Return the full listing exactly as it is written.

(Rows from a figure dataset)

##########

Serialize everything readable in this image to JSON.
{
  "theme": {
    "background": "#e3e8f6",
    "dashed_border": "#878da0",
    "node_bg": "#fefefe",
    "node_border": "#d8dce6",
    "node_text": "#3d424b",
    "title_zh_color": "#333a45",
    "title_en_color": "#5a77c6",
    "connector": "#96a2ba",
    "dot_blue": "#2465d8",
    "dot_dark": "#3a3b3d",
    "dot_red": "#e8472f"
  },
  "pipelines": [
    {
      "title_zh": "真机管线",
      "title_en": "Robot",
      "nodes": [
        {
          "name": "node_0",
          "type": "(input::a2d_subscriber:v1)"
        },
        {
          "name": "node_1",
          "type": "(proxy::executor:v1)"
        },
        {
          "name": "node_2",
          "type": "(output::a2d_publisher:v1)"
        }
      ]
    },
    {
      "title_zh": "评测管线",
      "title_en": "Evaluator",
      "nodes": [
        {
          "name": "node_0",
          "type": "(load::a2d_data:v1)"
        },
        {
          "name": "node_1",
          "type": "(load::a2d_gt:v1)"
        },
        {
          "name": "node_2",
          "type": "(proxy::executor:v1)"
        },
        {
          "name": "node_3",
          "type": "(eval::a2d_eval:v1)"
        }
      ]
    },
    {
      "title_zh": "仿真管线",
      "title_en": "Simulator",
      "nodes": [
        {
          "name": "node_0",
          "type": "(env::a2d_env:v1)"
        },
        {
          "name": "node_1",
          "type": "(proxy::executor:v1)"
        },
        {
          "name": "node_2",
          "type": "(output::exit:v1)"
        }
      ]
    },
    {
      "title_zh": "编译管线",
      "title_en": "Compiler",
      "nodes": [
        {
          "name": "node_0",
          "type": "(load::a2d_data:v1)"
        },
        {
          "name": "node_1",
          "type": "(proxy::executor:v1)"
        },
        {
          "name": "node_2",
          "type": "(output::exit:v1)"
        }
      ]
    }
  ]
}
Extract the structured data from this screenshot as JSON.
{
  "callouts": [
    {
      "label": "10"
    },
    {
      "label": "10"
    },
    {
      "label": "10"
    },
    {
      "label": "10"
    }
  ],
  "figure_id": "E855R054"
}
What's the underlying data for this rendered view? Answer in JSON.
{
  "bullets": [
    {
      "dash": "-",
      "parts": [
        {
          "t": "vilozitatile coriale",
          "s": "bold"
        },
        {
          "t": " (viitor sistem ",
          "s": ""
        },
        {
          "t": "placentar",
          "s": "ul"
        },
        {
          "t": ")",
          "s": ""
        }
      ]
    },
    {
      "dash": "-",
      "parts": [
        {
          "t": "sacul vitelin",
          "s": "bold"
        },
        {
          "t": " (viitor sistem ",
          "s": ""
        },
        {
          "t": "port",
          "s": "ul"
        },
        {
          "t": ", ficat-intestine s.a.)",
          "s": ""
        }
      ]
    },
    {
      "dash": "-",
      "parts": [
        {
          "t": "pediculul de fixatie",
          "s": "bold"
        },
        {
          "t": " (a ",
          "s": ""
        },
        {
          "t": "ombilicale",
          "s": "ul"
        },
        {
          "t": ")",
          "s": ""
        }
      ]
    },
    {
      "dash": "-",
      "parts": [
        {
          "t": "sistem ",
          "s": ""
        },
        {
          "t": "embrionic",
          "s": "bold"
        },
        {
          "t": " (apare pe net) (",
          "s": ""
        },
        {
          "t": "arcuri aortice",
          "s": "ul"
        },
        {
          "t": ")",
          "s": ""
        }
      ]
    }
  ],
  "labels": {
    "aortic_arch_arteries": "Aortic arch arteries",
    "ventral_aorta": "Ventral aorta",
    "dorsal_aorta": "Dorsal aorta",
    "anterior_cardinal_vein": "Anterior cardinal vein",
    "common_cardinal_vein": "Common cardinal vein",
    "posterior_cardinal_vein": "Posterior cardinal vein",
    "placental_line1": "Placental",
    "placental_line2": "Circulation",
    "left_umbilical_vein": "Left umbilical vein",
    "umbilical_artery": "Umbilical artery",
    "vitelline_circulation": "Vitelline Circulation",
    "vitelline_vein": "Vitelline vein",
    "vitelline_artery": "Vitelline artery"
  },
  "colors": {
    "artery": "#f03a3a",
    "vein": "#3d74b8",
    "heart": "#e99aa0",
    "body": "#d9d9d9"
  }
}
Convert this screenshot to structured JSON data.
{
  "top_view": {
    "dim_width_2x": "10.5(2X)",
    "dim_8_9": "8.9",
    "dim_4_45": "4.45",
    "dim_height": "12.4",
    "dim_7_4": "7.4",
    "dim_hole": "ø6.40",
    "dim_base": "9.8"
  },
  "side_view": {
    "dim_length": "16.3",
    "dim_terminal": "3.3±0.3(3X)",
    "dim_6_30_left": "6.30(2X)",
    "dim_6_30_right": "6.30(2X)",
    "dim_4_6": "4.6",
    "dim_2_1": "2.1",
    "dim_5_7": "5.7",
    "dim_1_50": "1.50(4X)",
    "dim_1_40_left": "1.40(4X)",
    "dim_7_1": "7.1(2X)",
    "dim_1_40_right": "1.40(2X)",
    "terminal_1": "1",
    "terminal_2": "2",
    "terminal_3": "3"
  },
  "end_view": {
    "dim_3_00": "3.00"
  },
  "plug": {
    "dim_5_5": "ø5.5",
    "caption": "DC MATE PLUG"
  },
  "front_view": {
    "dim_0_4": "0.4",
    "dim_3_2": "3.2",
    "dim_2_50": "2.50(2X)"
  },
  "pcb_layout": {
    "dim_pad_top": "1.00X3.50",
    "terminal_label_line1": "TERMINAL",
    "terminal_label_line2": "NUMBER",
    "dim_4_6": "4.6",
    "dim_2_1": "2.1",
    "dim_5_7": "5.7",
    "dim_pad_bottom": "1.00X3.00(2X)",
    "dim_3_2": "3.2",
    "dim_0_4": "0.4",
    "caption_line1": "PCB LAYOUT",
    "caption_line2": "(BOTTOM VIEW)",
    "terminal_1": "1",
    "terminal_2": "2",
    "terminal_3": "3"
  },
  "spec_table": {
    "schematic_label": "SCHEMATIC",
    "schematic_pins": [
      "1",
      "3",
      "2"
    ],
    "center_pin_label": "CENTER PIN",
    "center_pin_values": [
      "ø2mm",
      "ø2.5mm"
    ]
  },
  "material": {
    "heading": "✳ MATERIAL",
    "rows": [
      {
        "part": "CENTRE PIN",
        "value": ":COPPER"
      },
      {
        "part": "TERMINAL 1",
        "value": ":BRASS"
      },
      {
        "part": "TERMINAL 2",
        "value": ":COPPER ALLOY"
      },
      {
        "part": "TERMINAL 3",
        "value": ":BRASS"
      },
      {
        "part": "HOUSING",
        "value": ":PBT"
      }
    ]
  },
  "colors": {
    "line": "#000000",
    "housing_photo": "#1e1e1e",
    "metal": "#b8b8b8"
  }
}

##########

Final answer>
Serialize everything readable in this image to JSON.
{
  "theme": {
    "background": "#e3e8f6",
    "dashed_border": "#878da0",
    "node_bg": "#fefefe",
    "node_border": "#d8dce6",
    "node_text": "#3d424b",
    "title_zh_color": "#333a45",
    "title_en_color": "#5a77c6",
    "connector": "#96a2ba",
    "dot_blue": "#2465d8",
    "dot_dark": "#3a3b3d",
    "dot_red": "#e8472f"
  },
  "pipelines": [
    {
      "title_zh": "真机管线",
      "title_en": "Robot",
      "nodes": [
        {
          "name": "node_0",
          "type": "(input::a2d_subscriber:v1)"
        },
        {
          "name": "node_1",
          "type": "(proxy::executor:v1)"
        },
        {
          "name": "node_2",
          "type": "(output::a2d_publisher:v1)"
        }
      ]
    },
    {
      "title_zh": "评测管线",
      "title_en": "Evaluator",
      "nodes": [
        {
          "name": "node_0",
          "type": "(load::a2d_data:v1)"
        },
        {
          "name": "node_1",
          "type": "(load::a2d_gt:v1)"
        },
        {
          "name": "node_2",
          "type": "(proxy::executor:v1)"
        },
        {
          "name": "node_3",
          "type": "(eval::a2d_eval:v1)"
        }
      ]
    },
    {
      "title_zh": "仿真管线",
      "title_en": "Simulator",
      "nodes": [
        {
          "name": "node_0",
          "type": "(env::a2d_env:v1)"
        },
        {
          "name": "node_1",
          "type": "(proxy::executor:v1)"
        },
        {
          "name": "node_2",
          "type": "(output::exit:v1)"
        }
      ]
    },
    {
      "title_zh": "编译管线",
      "title_en": "Compiler",
      "nodes": [
        {
          "name": "node_0",
          "type": "(load::a2d_data:v1)"
        },
        {
          "name": "node_1",
          "type": "(proxy::executor:v1)"
        },
        {
          "name": "node_2",
          "type": "(output::exit:v1)"
        }
      ]
    }
  ]
}
Extract the structured data from this screenshot as JSON.
{
  "callouts": [
    {
      "label": "10"
    },
    {
      "label": "10"
    },
    {
      "label": "10"
    },
    {
      "label": "10"
    }
  ],
  "figure_id": "E855R054"
}
What's the underlying data for this rendered view? Answer in JSON.
{
  "bullets": [
    {
      "dash": "-",
      "parts": [
        {
          "t": "vilozitatile coriale",
          "s": "bold"
        },
        {
          "t": " (viitor sistem ",
          "s": ""
        },
        {
          "t": "placentar",
          "s": "ul"
        },
        {
          "t": ")",
          "s": ""
        }
      ]
    },
    {
      "dash": "-",
      "parts": [
        {
          "t": "sacul vitelin",
          "s": "bold"
        },
        {
          "t": " (viitor sistem ",
          "s": ""
        },
        {
          "t": "port",
          "s": "ul"
        },
        {
          "t": ", ficat-intestine s.a.)",
          "s": ""
        }
      ]
    },
    {
      "dash": "-",
      "parts": [
        {
          "t": "pediculul de fixatie",
          "s": "bold"
        },
        {
          "t": " (a ",
          "s": ""
        },
        {
          "t": "ombilicale",
          "s": "ul"
        },
        {
          "t": ")",
          "s": ""
        }
      ]
    },
    {
      "dash": "-",
      "parts": [
        {
          "t": "sistem ",
          "s": ""
        },
        {
          "t": "embrionic",
          "s": "bold"
        },
        {
          "t": " (apare pe net) (",
          "s": ""
        },
        {
          "t": "arcuri aortice",
          "s": "ul"
        },
        {
          "t": ")",
          "s": ""
        }
      ]
    }
  ],
  "labels": {
    "aortic_arch_arteries": "Aortic arch arteries",
    "ventral_aorta": "Ventral aorta",
    "dorsal_aorta": "Dorsal aorta",
    "anterior_cardinal_vein": "Anterior cardinal vein",
    "common_cardinal_vein": "Common cardinal vein",
    "posterior_cardinal_vein": "Posterior cardinal vein",
    "placental_line1": "Placental",
    "placental_line2": "Circulation",
    "left_umbilical_vein": "Left umbilical vein",
    "umbilical_artery": "Umbilical artery",
    "vitelline_circulation": "Vitelline Circulation",
    "vitelline_vein": "Vitelline vein",
    "vitelline_artery": "Vitelline artery"
  },
  "colors": {
    "artery": "#f03a3a",
    "vein": "#3d74b8",
    "heart": "#e99aa0",
    "body": "#d9d9d9"
  }
}
Convert this screenshot to structured JSON data.
{
  "top_view": {
    "dim_width_2x": "10.5(2X)",
    "dim_8_9": "8.9",
    "dim_4_45": "4.45",
    "dim_height": "12.4",
    "dim_7_4": "7.4",
    "dim_hole": "ø6.40",
    "dim_base": "9.8"
  },
  "side_view": {
    "dim_length": "16.3",
    "dim_terminal": "3.3±0.3(3X)",
    "dim_6_30_left": "6.30(2X)",
    "dim_6_30_right": "6.30(2X)",
    "dim_4_6": "4.6",
    "dim_2_1": "2.1",
    "dim_5_7": "5.7",
    "dim_1_50": "1.50(4X)",
    "dim_1_40_left": "1.40(4X)",
    "dim_7_1": "7.1(2X)",
    "dim_1_40_right": "1.40(2X)",
    "terminal_1": "1",
    "terminal_2": "2",
    "terminal_3": "3"
  },
  "end_view": {
    "dim_3_00": "3.00"
  },
  "plug": {
    "dim_5_5": "ø5.5",
    "caption": "DC MATE PLUG"
  },
  "front_view": {
    "dim_0_4": "0.4",
    "dim_3_2": "3.2",
    "dim_2_50": "2.50(2X)"
  },
  "pcb_layout": {
    "dim_pad_top": "1.00X3.50",
    "terminal_label_line1": "TERMINAL",
    "terminal_label_line2": "NUMBER",
    "dim_4_6": "4.6",
    "dim_2_1": "2.1",
    "dim_5_7": "5.7",
    "dim_pad_bottom": "1.00X3.00(2X)",
    "dim_3_2": "3.2",
    "dim_0_4": "0.4",
    "caption_line1": "PCB LAYOUT",
    "caption_line2": "(BOTTOM VIEW)",
    "terminal_1": "1",
    "terminal_2": "2",
    "terminal_3": "3"
  },
  "spec_table": {
    "schematic_label": "SCHEMATIC",
    "schematic_pins": [
      "1",
      "3",
      "2"
    ],
    "center_pin_label": "CENTER PIN",
    "center_pin_values": [
      "ø2mm",
      "ø2.5mm"
    ]
  },
  "material": {
    "heading": "✳ MATERIAL",
    "rows": [
      {
        "part": "CENTRE PIN",
        "value": ":COPPER"
      },
      {
        "part": "TERMINAL 1",
        "value": ":BRASS"
      },
      {
        "part": "TERMINAL 2",
        "value": ":COPPER ALLOY"
      },
      {
        "part": "TERMINAL 3",
        "value": ":BRASS"
      },
      {
        "part": "HOUSING",
        "value": ":PBT"
      }
    ]
  },
  "colors": {
    "line": "#000000",
    "housing_photo": "#1e1e1e",
    "metal": "#b8b8b8"
  }
}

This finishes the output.